Do any lines in the data below contain "icon"? If so, copy every one of them.

******************************

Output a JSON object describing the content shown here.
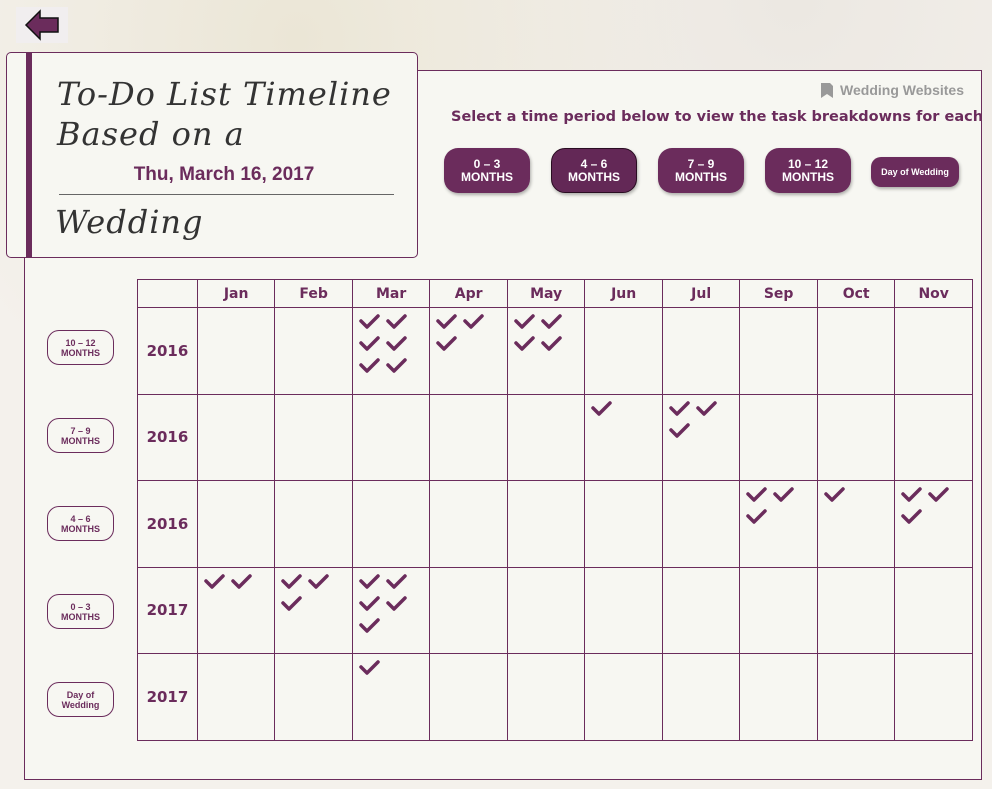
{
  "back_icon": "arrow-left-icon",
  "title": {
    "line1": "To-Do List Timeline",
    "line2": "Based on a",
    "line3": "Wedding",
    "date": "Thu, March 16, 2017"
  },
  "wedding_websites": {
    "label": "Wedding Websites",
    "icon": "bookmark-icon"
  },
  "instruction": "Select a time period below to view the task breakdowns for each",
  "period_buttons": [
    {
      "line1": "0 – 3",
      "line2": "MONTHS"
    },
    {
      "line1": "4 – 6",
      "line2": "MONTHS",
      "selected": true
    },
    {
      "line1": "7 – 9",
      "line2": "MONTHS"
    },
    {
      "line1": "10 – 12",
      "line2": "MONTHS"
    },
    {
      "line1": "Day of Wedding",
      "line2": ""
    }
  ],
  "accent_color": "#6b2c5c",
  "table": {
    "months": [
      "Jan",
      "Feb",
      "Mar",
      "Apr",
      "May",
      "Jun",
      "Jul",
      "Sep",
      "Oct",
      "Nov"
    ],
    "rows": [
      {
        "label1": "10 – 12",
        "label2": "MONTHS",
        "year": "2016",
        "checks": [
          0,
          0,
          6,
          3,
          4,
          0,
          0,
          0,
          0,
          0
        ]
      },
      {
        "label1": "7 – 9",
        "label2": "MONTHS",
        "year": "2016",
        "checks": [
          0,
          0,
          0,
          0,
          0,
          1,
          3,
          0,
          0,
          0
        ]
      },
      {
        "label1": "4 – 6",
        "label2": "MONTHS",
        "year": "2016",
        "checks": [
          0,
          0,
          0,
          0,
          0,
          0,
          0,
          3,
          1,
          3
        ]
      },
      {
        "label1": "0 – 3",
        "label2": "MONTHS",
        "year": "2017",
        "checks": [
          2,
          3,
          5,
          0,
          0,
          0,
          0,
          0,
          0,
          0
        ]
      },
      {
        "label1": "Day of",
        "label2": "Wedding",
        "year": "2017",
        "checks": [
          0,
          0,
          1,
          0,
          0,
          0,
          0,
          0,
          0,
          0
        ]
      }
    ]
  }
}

******************************

## Written answer
  "back_icon": "arrow-left-icon",
    "icon": "bookmark-icon"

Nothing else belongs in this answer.